(Data entries for graphics)

-- BEGIN --

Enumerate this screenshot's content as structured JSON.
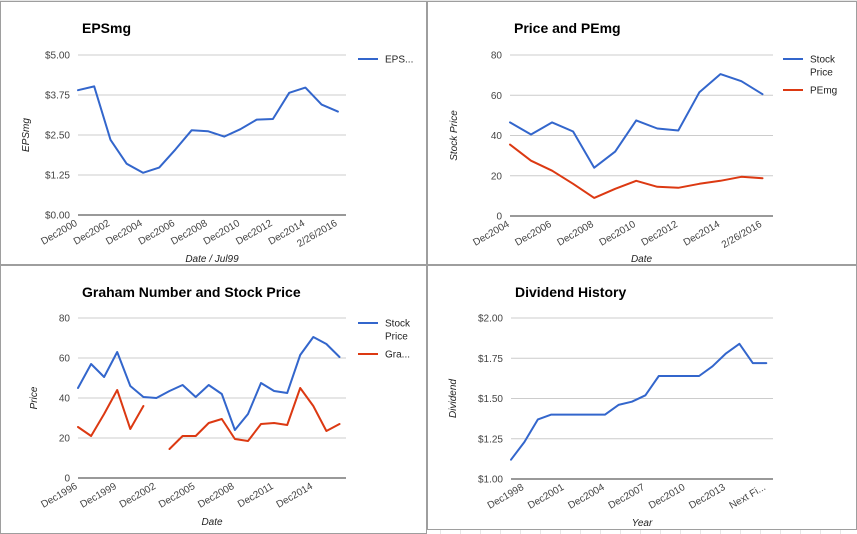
{
  "chart_data": [
    {
      "type": "line",
      "title": "EPSmg",
      "xlabel": "Date / Jul99",
      "ylabel": "EPSmg",
      "ylim": [
        0,
        5
      ],
      "y_ticks": [
        "$0.00",
        "$1.25",
        "$2.50",
        "$3.75",
        "$5.00"
      ],
      "x_ticks": [
        "Dec2000",
        "Dec2002",
        "Dec2004",
        "Dec2006",
        "Dec2008",
        "Dec2010",
        "Dec2012",
        "Dec2014",
        "2/26/2016"
      ],
      "legend_position": "right",
      "series": [
        {
          "name": "EPS...",
          "color": "#3366cc",
          "x": [
            2000,
            2001,
            2002,
            2003,
            2004,
            2005,
            2006,
            2007,
            2008,
            2009,
            2010,
            2011,
            2012,
            2013,
            2014,
            2015,
            2016
          ],
          "values": [
            3.9,
            4.02,
            2.35,
            1.6,
            1.32,
            1.48,
            2.05,
            2.65,
            2.62,
            2.45,
            2.68,
            2.98,
            3.0,
            3.82,
            3.98,
            3.45,
            3.23
          ]
        }
      ]
    },
    {
      "type": "line",
      "title": "Price and PEmg",
      "xlabel": "Date",
      "ylabel": "Stock Price",
      "ylim": [
        0,
        80
      ],
      "y_ticks": [
        "0",
        "20",
        "40",
        "60",
        "80"
      ],
      "x_ticks": [
        "Dec2004",
        "Dec2006",
        "Dec2008",
        "Dec2010",
        "Dec2012",
        "Dec2014",
        "2/26/2016"
      ],
      "legend_position": "right",
      "series": [
        {
          "name": "Stock Price",
          "color": "#3366cc",
          "x": [
            2004,
            2005,
            2006,
            2007,
            2008,
            2009,
            2010,
            2011,
            2012,
            2013,
            2014,
            2015,
            2016
          ],
          "values": [
            46.5,
            40.5,
            46.5,
            42,
            24,
            32,
            47.5,
            43.5,
            42.5,
            61.5,
            70.5,
            67,
            60.5
          ]
        },
        {
          "name": "PEmg",
          "color": "#dc3912",
          "x": [
            2004,
            2005,
            2006,
            2007,
            2008,
            2009,
            2010,
            2011,
            2012,
            2013,
            2014,
            2015,
            2016
          ],
          "values": [
            35.5,
            27.5,
            22.5,
            16,
            9,
            13.5,
            17.5,
            14.5,
            14,
            16,
            17.5,
            19.5,
            18.8
          ]
        }
      ]
    },
    {
      "type": "line",
      "title": "Graham Number and Stock Price",
      "xlabel": "Date",
      "ylabel": "Price",
      "ylim": [
        0,
        80
      ],
      "y_ticks": [
        "0",
        "20",
        "40",
        "60",
        "80"
      ],
      "x_ticks": [
        "Dec1996",
        "Dec1999",
        "Dec2002",
        "Dec2005",
        "Dec2008",
        "Dec2011",
        "Dec2014"
      ],
      "legend_position": "right",
      "series": [
        {
          "name": "Stock Price",
          "color": "#3366cc",
          "x": [
            1996,
            1997,
            1998,
            1999,
            2000,
            2001,
            2002,
            2003,
            2004,
            2005,
            2006,
            2007,
            2008,
            2009,
            2010,
            2011,
            2012,
            2013,
            2014,
            2015,
            2016
          ],
          "values": [
            45,
            57,
            50.5,
            63,
            46,
            40.5,
            40,
            43.5,
            46.5,
            40.5,
            46.5,
            42,
            24,
            32,
            47.5,
            43.5,
            42.5,
            61.5,
            70.5,
            67,
            60.5
          ]
        },
        {
          "name": "Gra...",
          "color": "#dc3912",
          "x": [
            1996,
            1997,
            1998,
            1999,
            2000,
            2001,
            2002,
            2003,
            2004,
            2005,
            2006,
            2007,
            2008,
            2009,
            2010,
            2011,
            2012,
            2013,
            2014,
            2015,
            2016
          ],
          "values": [
            25.5,
            21,
            32,
            44,
            24.5,
            36,
            null,
            14.5,
            21,
            21,
            27.5,
            29.5,
            19.5,
            18.5,
            27,
            27.5,
            26.5,
            45,
            36,
            23.5,
            27
          ]
        }
      ]
    },
    {
      "type": "line",
      "title": "Dividend History",
      "xlabel": "Year",
      "ylabel": "Dividend",
      "ylim": [
        1.0,
        2.0
      ],
      "y_ticks": [
        "$1.00",
        "$1.25",
        "$1.50",
        "$1.75",
        "$2.00"
      ],
      "x_ticks": [
        "Dec1998",
        "Dec2001",
        "Dec2004",
        "Dec2007",
        "Dec2010",
        "Dec2013",
        "Next Fi..."
      ],
      "legend_position": "none",
      "series": [
        {
          "color": "#3366cc",
          "x": [
            1997,
            1998,
            1999,
            2000,
            2001,
            2002,
            2003,
            2004,
            2005,
            2006,
            2007,
            2008,
            2009,
            2010,
            2011,
            2012,
            2013,
            2014,
            2015,
            2016
          ],
          "values": [
            1.12,
            1.23,
            1.37,
            1.4,
            1.4,
            1.4,
            1.4,
            1.4,
            1.46,
            1.48,
            1.52,
            1.64,
            1.64,
            1.64,
            1.64,
            1.7,
            1.78,
            1.84,
            1.72,
            1.72
          ]
        }
      ]
    }
  ]
}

-- END --

INSTRUCTIONS TO FOLLOW - Without including any pictures, print each record exactly.

OUTPUT OF THE EXERCISE -
Enumerate this screenshot's content as structured JSON.
{
  "chart_data": [
    {
      "type": "line",
      "title": "EPSmg",
      "xlabel": "Date / Jul99",
      "ylabel": "EPSmg",
      "ylim": [
        0,
        5
      ],
      "y_ticks": [
        "$0.00",
        "$1.25",
        "$2.50",
        "$3.75",
        "$5.00"
      ],
      "x_ticks": [
        "Dec2000",
        "Dec2002",
        "Dec2004",
        "Dec2006",
        "Dec2008",
        "Dec2010",
        "Dec2012",
        "Dec2014",
        "2/26/2016"
      ],
      "legend_position": "right",
      "series": [
        {
          "name": "EPS...",
          "color": "#3366cc",
          "x": [
            2000,
            2001,
            2002,
            2003,
            2004,
            2005,
            2006,
            2007,
            2008,
            2009,
            2010,
            2011,
            2012,
            2013,
            2014,
            2015,
            2016
          ],
          "values": [
            3.9,
            4.02,
            2.35,
            1.6,
            1.32,
            1.48,
            2.05,
            2.65,
            2.62,
            2.45,
            2.68,
            2.98,
            3.0,
            3.82,
            3.98,
            3.45,
            3.23
          ]
        }
      ]
    },
    {
      "type": "line",
      "title": "Price and PEmg",
      "xlabel": "Date",
      "ylabel": "Stock Price",
      "ylim": [
        0,
        80
      ],
      "y_ticks": [
        "0",
        "20",
        "40",
        "60",
        "80"
      ],
      "x_ticks": [
        "Dec2004",
        "Dec2006",
        "Dec2008",
        "Dec2010",
        "Dec2012",
        "Dec2014",
        "2/26/2016"
      ],
      "legend_position": "right",
      "series": [
        {
          "name": "Stock Price",
          "color": "#3366cc",
          "x": [
            2004,
            2005,
            2006,
            2007,
            2008,
            2009,
            2010,
            2011,
            2012,
            2013,
            2014,
            2015,
            2016
          ],
          "values": [
            46.5,
            40.5,
            46.5,
            42,
            24,
            32,
            47.5,
            43.5,
            42.5,
            61.5,
            70.5,
            67,
            60.5
          ]
        },
        {
          "name": "PEmg",
          "color": "#dc3912",
          "x": [
            2004,
            2005,
            2006,
            2007,
            2008,
            2009,
            2010,
            2011,
            2012,
            2013,
            2014,
            2015,
            2016
          ],
          "values": [
            35.5,
            27.5,
            22.5,
            16,
            9,
            13.5,
            17.5,
            14.5,
            14,
            16,
            17.5,
            19.5,
            18.8
          ]
        }
      ]
    },
    {
      "type": "line",
      "title": "Graham Number and Stock Price",
      "xlabel": "Date",
      "ylabel": "Price",
      "ylim": [
        0,
        80
      ],
      "y_ticks": [
        "0",
        "20",
        "40",
        "60",
        "80"
      ],
      "x_ticks": [
        "Dec1996",
        "Dec1999",
        "Dec2002",
        "Dec2005",
        "Dec2008",
        "Dec2011",
        "Dec2014"
      ],
      "legend_position": "right",
      "series": [
        {
          "name": "Stock Price",
          "color": "#3366cc",
          "x": [
            1996,
            1997,
            1998,
            1999,
            2000,
            2001,
            2002,
            2003,
            2004,
            2005,
            2006,
            2007,
            2008,
            2009,
            2010,
            2011,
            2012,
            2013,
            2014,
            2015,
            2016
          ],
          "values": [
            45,
            57,
            50.5,
            63,
            46,
            40.5,
            40,
            43.5,
            46.5,
            40.5,
            46.5,
            42,
            24,
            32,
            47.5,
            43.5,
            42.5,
            61.5,
            70.5,
            67,
            60.5
          ]
        },
        {
          "name": "Gra...",
          "color": "#dc3912",
          "x": [
            1996,
            1997,
            1998,
            1999,
            2000,
            2001,
            2002,
            2003,
            2004,
            2005,
            2006,
            2007,
            2008,
            2009,
            2010,
            2011,
            2012,
            2013,
            2014,
            2015,
            2016
          ],
          "values": [
            25.5,
            21,
            32,
            44,
            24.5,
            36,
            null,
            14.5,
            21,
            21,
            27.5,
            29.5,
            19.5,
            18.5,
            27,
            27.5,
            26.5,
            45,
            36,
            23.5,
            27
          ]
        }
      ]
    },
    {
      "type": "line",
      "title": "Dividend History",
      "xlabel": "Year",
      "ylabel": "Dividend",
      "ylim": [
        1.0,
        2.0
      ],
      "y_ticks": [
        "$1.00",
        "$1.25",
        "$1.50",
        "$1.75",
        "$2.00"
      ],
      "x_ticks": [
        "Dec1998",
        "Dec2001",
        "Dec2004",
        "Dec2007",
        "Dec2010",
        "Dec2013",
        "Next Fi..."
      ],
      "legend_position": "none",
      "series": [
        {
          "color": "#3366cc",
          "x": [
            1997,
            1998,
            1999,
            2000,
            2001,
            2002,
            2003,
            2004,
            2005,
            2006,
            2007,
            2008,
            2009,
            2010,
            2011,
            2012,
            2013,
            2014,
            2015,
            2016
          ],
          "values": [
            1.12,
            1.23,
            1.37,
            1.4,
            1.4,
            1.4,
            1.4,
            1.4,
            1.46,
            1.48,
            1.52,
            1.64,
            1.64,
            1.64,
            1.64,
            1.7,
            1.78,
            1.84,
            1.72,
            1.72
          ]
        }
      ]
    }
  ]
}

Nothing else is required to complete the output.